Gib die folgenden Datensätze erneut wieder und benenne dabei jedes „data-label“ in „value-label“ um, ohne sonst etwas zu verändern. Lass die Bilder in deiner Antwort weg.

····················

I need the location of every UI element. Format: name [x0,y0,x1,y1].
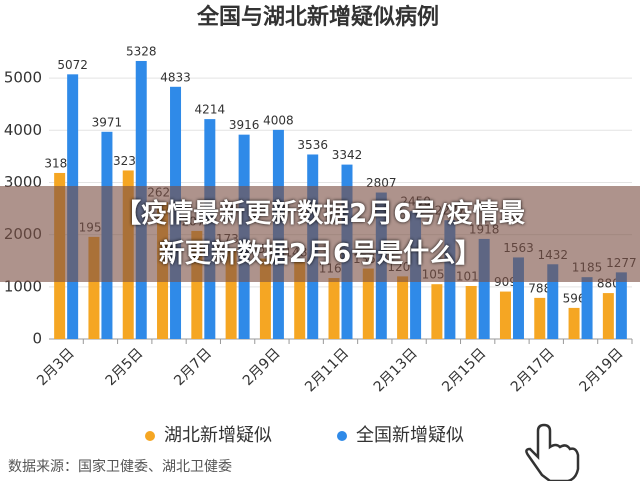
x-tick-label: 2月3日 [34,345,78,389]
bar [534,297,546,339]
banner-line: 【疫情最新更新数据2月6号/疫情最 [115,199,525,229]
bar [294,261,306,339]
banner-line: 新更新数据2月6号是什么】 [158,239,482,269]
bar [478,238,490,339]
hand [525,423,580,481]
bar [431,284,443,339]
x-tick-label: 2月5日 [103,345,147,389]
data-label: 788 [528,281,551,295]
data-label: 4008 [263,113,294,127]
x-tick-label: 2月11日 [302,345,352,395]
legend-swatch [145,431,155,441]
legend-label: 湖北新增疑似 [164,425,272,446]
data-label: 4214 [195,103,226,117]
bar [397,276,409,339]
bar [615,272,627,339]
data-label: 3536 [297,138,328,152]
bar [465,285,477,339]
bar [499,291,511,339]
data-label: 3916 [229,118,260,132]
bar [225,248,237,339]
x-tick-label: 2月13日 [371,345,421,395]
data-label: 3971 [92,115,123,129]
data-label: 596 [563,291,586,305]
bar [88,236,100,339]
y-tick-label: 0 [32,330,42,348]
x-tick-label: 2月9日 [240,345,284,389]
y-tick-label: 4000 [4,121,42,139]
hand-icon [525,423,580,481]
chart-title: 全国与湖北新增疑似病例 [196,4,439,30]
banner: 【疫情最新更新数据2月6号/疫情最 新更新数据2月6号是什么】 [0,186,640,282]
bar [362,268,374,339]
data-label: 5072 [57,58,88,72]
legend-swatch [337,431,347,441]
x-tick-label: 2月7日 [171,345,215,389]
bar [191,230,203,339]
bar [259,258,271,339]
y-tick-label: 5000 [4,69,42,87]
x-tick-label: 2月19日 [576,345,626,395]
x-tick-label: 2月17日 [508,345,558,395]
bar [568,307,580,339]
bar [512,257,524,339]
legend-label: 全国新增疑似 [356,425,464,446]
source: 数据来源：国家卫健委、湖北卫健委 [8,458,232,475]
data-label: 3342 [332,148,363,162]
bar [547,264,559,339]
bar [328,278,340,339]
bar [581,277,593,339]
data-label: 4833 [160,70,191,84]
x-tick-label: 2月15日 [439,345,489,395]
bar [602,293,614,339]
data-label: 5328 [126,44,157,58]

····················

(Lösung)
I need the location of every UI element. Format: name [x0,y0,x1,y1].
x-tick-label: 2月3日 [34,345,78,389]
bar [534,297,546,339]
banner-line: 【疫情最新更新数据2月6号/疫情最 [115,199,525,229]
bar [294,261,306,339]
banner-line: 新更新数据2月6号是什么】 [158,239,482,269]
bar [478,238,490,339]
hand [525,423,580,481]
bar [431,284,443,339]
x-tick-label: 2月5日 [103,345,147,389]
value-label: 788 [528,281,551,295]
value-label: 4008 [263,113,294,127]
x-tick-label: 2月11日 [302,345,352,395]
legend-swatch [145,431,155,441]
legend-label: 湖北新增疑似 [164,425,272,446]
value-label: 4214 [195,103,226,117]
bar [397,276,409,339]
bar [615,272,627,339]
value-label: 3536 [297,138,328,152]
bar [465,285,477,339]
bar [499,291,511,339]
value-label: 3916 [229,118,260,132]
bar [225,248,237,339]
x-tick-label: 2月13日 [371,345,421,395]
value-label: 3971 [92,115,123,129]
value-label: 596 [563,291,586,305]
bar [88,236,100,339]
y-tick-label: 0 [32,330,42,348]
x-tick-label: 2月9日 [240,345,284,389]
y-tick-label: 4000 [4,121,42,139]
hand-icon [525,423,580,481]
chart-title: 全国与湖北新增疑似病例 [196,4,439,30]
banner: 【疫情最新更新数据2月6号/疫情最 新更新数据2月6号是什么】 [0,186,640,282]
bar [362,268,374,339]
value-label: 5072 [57,58,88,72]
legend-swatch [337,431,347,441]
x-tick-label: 2月7日 [171,345,215,389]
bar [191,230,203,339]
bar [259,258,271,339]
y-tick-label: 5000 [4,69,42,87]
x-tick-label: 2月19日 [576,345,626,395]
x-tick-label: 2月17日 [508,345,558,395]
bar [568,307,580,339]
bar [512,257,524,339]
legend-label: 全国新增疑似 [356,425,464,446]
source: 数据来源：国家卫健委、湖北卫健委 [8,458,232,475]
value-label: 3342 [332,148,363,162]
bar [547,264,559,339]
bar [328,278,340,339]
bar [581,277,593,339]
value-label: 4833 [160,70,191,84]
x-tick-label: 2月15日 [439,345,489,395]
bar [602,293,614,339]
value-label: 5328 [126,44,157,58]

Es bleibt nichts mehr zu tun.